Exercise brief. Repeat all of the material exactly as given.

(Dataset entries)
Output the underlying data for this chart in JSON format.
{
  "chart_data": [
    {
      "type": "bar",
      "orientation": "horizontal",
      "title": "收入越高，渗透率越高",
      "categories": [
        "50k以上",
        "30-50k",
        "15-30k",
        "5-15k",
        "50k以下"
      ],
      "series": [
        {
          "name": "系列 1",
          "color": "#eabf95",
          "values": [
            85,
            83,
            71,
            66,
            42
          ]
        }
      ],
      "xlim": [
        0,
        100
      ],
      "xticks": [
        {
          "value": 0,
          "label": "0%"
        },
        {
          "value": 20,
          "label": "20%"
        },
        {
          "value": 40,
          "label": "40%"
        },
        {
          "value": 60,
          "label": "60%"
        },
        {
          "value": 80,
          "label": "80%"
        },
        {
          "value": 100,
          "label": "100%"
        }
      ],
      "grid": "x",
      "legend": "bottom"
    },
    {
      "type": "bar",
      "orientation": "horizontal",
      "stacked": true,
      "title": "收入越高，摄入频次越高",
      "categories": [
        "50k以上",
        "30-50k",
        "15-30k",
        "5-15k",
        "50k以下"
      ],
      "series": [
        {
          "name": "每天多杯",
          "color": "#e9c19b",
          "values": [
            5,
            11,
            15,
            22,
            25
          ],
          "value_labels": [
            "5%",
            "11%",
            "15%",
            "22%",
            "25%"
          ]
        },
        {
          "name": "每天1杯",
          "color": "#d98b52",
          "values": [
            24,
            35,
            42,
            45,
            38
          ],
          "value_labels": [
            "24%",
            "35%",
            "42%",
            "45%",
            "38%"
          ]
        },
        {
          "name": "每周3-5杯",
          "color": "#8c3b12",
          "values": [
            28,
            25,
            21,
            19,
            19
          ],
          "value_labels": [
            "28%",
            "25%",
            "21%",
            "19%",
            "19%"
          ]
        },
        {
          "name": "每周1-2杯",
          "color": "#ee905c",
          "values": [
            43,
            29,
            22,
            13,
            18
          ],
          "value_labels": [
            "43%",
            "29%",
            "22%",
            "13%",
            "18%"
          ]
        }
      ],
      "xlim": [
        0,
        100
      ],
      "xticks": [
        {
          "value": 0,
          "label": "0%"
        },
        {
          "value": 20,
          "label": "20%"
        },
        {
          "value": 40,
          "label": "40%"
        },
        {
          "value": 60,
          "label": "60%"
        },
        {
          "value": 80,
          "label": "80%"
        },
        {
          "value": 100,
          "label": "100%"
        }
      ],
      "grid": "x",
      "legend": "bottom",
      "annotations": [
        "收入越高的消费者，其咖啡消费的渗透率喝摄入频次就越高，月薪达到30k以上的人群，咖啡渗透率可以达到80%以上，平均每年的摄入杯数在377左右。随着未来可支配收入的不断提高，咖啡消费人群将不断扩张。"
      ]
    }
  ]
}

Completed exercise.
Output the underlying data for this chart in JSON format.
{
  "chart_data": [
    {
      "type": "bar",
      "orientation": "horizontal",
      "title": "收入越高，渗透率越高",
      "categories": [
        "50k以上",
        "30-50k",
        "15-30k",
        "5-15k",
        "50k以下"
      ],
      "series": [
        {
          "name": "系列 1",
          "color": "#eabf95",
          "values": [
            85,
            83,
            71,
            66,
            42
          ]
        }
      ],
      "xlim": [
        0,
        100
      ],
      "xticks": [
        {
          "value": 0,
          "label": "0%"
        },
        {
          "value": 20,
          "label": "20%"
        },
        {
          "value": 40,
          "label": "40%"
        },
        {
          "value": 60,
          "label": "60%"
        },
        {
          "value": 80,
          "label": "80%"
        },
        {
          "value": 100,
          "label": "100%"
        }
      ],
      "grid": "x",
      "legend": "bottom"
    },
    {
      "type": "bar",
      "orientation": "horizontal",
      "stacked": true,
      "title": "收入越高，摄入频次越高",
      "categories": [
        "50k以上",
        "30-50k",
        "15-30k",
        "5-15k",
        "50k以下"
      ],
      "series": [
        {
          "name": "每天多杯",
          "color": "#e9c19b",
          "values": [
            5,
            11,
            15,
            22,
            25
          ],
          "value_labels": [
            "5%",
            "11%",
            "15%",
            "22%",
            "25%"
          ]
        },
        {
          "name": "每天1杯",
          "color": "#d98b52",
          "values": [
            24,
            35,
            42,
            45,
            38
          ],
          "value_labels": [
            "24%",
            "35%",
            "42%",
            "45%",
            "38%"
          ]
        },
        {
          "name": "每周3-5杯",
          "color": "#8c3b12",
          "values": [
            28,
            25,
            21,
            19,
            19
          ],
          "value_labels": [
            "28%",
            "25%",
            "21%",
            "19%",
            "19%"
          ]
        },
        {
          "name": "每周1-2杯",
          "color": "#ee905c",
          "values": [
            43,
            29,
            22,
            13,
            18
          ],
          "value_labels": [
            "43%",
            "29%",
            "22%",
            "13%",
            "18%"
          ]
        }
      ],
      "xlim": [
        0,
        100
      ],
      "xticks": [
        {
          "value": 0,
          "label": "0%"
        },
        {
          "value": 20,
          "label": "20%"
        },
        {
          "value": 40,
          "label": "40%"
        },
        {
          "value": 60,
          "label": "60%"
        },
        {
          "value": 80,
          "label": "80%"
        },
        {
          "value": 100,
          "label": "100%"
        }
      ],
      "grid": "x",
      "legend": "bottom",
      "annotations": [
        "收入越高的消费者，其咖啡消费的渗透率喝摄入频次就越高，月薪达到30k以上的人群，咖啡渗透率可以达到80%以上，平均每年的摄入杯数在377左右。随着未来可支配收入的不断提高，咖啡消费人群将不断扩张。"
      ]
    }
  ]
}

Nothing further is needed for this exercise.